>> Begin
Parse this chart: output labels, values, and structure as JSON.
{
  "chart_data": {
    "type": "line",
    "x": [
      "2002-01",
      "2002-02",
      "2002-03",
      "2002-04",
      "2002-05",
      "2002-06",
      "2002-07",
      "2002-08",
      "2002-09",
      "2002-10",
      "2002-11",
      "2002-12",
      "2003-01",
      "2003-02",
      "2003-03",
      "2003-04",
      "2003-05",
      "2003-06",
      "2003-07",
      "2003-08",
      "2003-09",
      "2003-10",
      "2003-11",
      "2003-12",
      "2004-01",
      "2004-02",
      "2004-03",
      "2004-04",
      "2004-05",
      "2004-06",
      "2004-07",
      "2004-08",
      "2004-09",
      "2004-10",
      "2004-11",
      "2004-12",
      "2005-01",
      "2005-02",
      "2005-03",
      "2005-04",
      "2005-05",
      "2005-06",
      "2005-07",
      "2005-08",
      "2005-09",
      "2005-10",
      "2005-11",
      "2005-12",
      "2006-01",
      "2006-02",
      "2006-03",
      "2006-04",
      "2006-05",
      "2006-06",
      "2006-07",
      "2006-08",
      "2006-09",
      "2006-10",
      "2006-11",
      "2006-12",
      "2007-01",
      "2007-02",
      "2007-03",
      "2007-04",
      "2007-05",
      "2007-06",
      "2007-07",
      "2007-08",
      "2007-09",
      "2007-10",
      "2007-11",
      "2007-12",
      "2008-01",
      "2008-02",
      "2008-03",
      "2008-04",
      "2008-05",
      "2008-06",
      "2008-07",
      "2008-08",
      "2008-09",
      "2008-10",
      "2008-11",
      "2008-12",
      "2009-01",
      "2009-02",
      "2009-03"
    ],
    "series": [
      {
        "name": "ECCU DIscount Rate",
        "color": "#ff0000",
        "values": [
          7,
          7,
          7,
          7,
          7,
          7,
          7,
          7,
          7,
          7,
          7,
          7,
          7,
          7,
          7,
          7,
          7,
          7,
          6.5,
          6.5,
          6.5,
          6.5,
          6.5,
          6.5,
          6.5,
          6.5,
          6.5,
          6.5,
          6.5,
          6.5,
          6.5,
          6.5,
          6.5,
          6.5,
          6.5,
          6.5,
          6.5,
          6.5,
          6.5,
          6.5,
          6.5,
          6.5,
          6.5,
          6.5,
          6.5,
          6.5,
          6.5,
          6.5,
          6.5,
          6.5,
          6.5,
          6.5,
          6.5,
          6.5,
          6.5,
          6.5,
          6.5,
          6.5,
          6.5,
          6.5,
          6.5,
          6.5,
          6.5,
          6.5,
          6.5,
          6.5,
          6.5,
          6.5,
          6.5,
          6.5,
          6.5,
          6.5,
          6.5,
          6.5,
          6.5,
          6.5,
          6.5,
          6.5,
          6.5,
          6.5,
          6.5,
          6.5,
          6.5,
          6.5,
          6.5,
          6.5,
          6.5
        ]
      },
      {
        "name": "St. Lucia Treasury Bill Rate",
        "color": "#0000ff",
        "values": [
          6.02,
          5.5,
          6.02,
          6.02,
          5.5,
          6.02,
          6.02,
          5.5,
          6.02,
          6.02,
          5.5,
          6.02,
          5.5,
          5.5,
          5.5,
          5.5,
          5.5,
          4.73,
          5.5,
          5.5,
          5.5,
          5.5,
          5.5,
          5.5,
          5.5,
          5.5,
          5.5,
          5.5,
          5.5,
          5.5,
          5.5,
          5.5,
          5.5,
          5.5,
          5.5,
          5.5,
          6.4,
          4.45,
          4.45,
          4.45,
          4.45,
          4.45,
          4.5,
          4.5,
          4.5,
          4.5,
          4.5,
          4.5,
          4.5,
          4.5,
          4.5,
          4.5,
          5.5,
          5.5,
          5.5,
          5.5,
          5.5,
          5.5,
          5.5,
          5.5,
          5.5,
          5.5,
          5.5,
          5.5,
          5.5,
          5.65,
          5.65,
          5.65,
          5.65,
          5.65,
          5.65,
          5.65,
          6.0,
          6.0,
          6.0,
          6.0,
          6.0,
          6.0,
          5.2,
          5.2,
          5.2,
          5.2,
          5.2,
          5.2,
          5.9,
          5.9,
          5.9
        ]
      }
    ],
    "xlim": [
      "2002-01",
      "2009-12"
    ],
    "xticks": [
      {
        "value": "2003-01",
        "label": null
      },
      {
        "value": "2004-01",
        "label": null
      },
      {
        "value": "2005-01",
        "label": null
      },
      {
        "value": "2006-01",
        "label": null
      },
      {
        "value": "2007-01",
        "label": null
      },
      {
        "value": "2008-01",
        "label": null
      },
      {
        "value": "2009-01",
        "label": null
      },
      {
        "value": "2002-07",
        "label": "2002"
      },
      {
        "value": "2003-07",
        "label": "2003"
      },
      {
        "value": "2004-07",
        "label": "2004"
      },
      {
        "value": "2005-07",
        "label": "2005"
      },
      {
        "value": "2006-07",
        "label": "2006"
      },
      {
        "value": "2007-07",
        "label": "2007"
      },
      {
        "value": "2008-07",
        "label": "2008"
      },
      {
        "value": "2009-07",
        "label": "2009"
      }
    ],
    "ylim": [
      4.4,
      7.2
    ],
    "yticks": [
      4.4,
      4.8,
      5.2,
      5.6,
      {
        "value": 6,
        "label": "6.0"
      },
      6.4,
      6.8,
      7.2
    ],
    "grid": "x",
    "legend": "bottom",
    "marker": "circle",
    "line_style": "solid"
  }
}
>> End
**Task statement**. Copy the records above exactly as they appear.

**Exercise solution**.
Parse this chart: output labels, values, and structure as JSON.
{
  "chart_data": {
    "type": "line",
    "x": [
      "2002-01",
      "2002-02",
      "2002-03",
      "2002-04",
      "2002-05",
      "2002-06",
      "2002-07",
      "2002-08",
      "2002-09",
      "2002-10",
      "2002-11",
      "2002-12",
      "2003-01",
      "2003-02",
      "2003-03",
      "2003-04",
      "2003-05",
      "2003-06",
      "2003-07",
      "2003-08",
      "2003-09",
      "2003-10",
      "2003-11",
      "2003-12",
      "2004-01",
      "2004-02",
      "2004-03",
      "2004-04",
      "2004-05",
      "2004-06",
      "2004-07",
      "2004-08",
      "2004-09",
      "2004-10",
      "2004-11",
      "2004-12",
      "2005-01",
      "2005-02",
      "2005-03",
      "2005-04",
      "2005-05",
      "2005-06",
      "2005-07",
      "2005-08",
      "2005-09",
      "2005-10",
      "2005-11",
      "2005-12",
      "2006-01",
      "2006-02",
      "2006-03",
      "2006-04",
      "2006-05",
      "2006-06",
      "2006-07",
      "2006-08",
      "2006-09",
      "2006-10",
      "2006-11",
      "2006-12",
      "2007-01",
      "2007-02",
      "2007-03",
      "2007-04",
      "2007-05",
      "2007-06",
      "2007-07",
      "2007-08",
      "2007-09",
      "2007-10",
      "2007-11",
      "2007-12",
      "2008-01",
      "2008-02",
      "2008-03",
      "2008-04",
      "2008-05",
      "2008-06",
      "2008-07",
      "2008-08",
      "2008-09",
      "2008-10",
      "2008-11",
      "2008-12",
      "2009-01",
      "2009-02",
      "2009-03"
    ],
    "series": [
      {
        "name": "ECCU DIscount Rate",
        "color": "#ff0000",
        "values": [
          7,
          7,
          7,
          7,
          7,
          7,
          7,
          7,
          7,
          7,
          7,
          7,
          7,
          7,
          7,
          7,
          7,
          7,
          6.5,
          6.5,
          6.5,
          6.5,
          6.5,
          6.5,
          6.5,
          6.5,
          6.5,
          6.5,
          6.5,
          6.5,
          6.5,
          6.5,
          6.5,
          6.5,
          6.5,
          6.5,
          6.5,
          6.5,
          6.5,
          6.5,
          6.5,
          6.5,
          6.5,
          6.5,
          6.5,
          6.5,
          6.5,
          6.5,
          6.5,
          6.5,
          6.5,
          6.5,
          6.5,
          6.5,
          6.5,
          6.5,
          6.5,
          6.5,
          6.5,
          6.5,
          6.5,
          6.5,
          6.5,
          6.5,
          6.5,
          6.5,
          6.5,
          6.5,
          6.5,
          6.5,
          6.5,
          6.5,
          6.5,
          6.5,
          6.5,
          6.5,
          6.5,
          6.5,
          6.5,
          6.5,
          6.5,
          6.5,
          6.5,
          6.5,
          6.5,
          6.5,
          6.5
        ]
      },
      {
        "name": "St. Lucia Treasury Bill Rate",
        "color": "#0000ff",
        "values": [
          6.02,
          5.5,
          6.02,
          6.02,
          5.5,
          6.02,
          6.02,
          5.5,
          6.02,
          6.02,
          5.5,
          6.02,
          5.5,
          5.5,
          5.5,
          5.5,
          5.5,
          4.73,
          5.5,
          5.5,
          5.5,
          5.5,
          5.5,
          5.5,
          5.5,
          5.5,
          5.5,
          5.5,
          5.5,
          5.5,
          5.5,
          5.5,
          5.5,
          5.5,
          5.5,
          5.5,
          6.4,
          4.45,
          4.45,
          4.45,
          4.45,
          4.45,
          4.5,
          4.5,
          4.5,
          4.5,
          4.5,
          4.5,
          4.5,
          4.5,
          4.5,
          4.5,
          5.5,
          5.5,
          5.5,
          5.5,
          5.5,
          5.5,
          5.5,
          5.5,
          5.5,
          5.5,
          5.5,
          5.5,
          5.5,
          5.65,
          5.65,
          5.65,
          5.65,
          5.65,
          5.65,
          5.65,
          6.0,
          6.0,
          6.0,
          6.0,
          6.0,
          6.0,
          5.2,
          5.2,
          5.2,
          5.2,
          5.2,
          5.2,
          5.9,
          5.9,
          5.9
        ]
      }
    ],
    "xlim": [
      "2002-01",
      "2009-12"
    ],
    "xticks": [
      {
        "value": "2003-01",
        "label": null
      },
      {
        "value": "2004-01",
        "label": null
      },
      {
        "value": "2005-01",
        "label": null
      },
      {
        "value": "2006-01",
        "label": null
      },
      {
        "value": "2007-01",
        "label": null
      },
      {
        "value": "2008-01",
        "label": null
      },
      {
        "value": "2009-01",
        "label": null
      },
      {
        "value": "2002-07",
        "label": "2002"
      },
      {
        "value": "2003-07",
        "label": "2003"
      },
      {
        "value": "2004-07",
        "label": "2004"
      },
      {
        "value": "2005-07",
        "label": "2005"
      },
      {
        "value": "2006-07",
        "label": "2006"
      },
      {
        "value": "2007-07",
        "label": "2007"
      },
      {
        "value": "2008-07",
        "label": "2008"
      },
      {
        "value": "2009-07",
        "label": "2009"
      }
    ],
    "ylim": [
      4.4,
      7.2
    ],
    "yticks": [
      4.4,
      4.8,
      5.2,
      5.6,
      {
        "value": 6,
        "label": "6.0"
      },
      6.4,
      6.8,
      7.2
    ],
    "grid": "x",
    "legend": "bottom",
    "marker": "circle",
    "line_style": "solid"
  }
}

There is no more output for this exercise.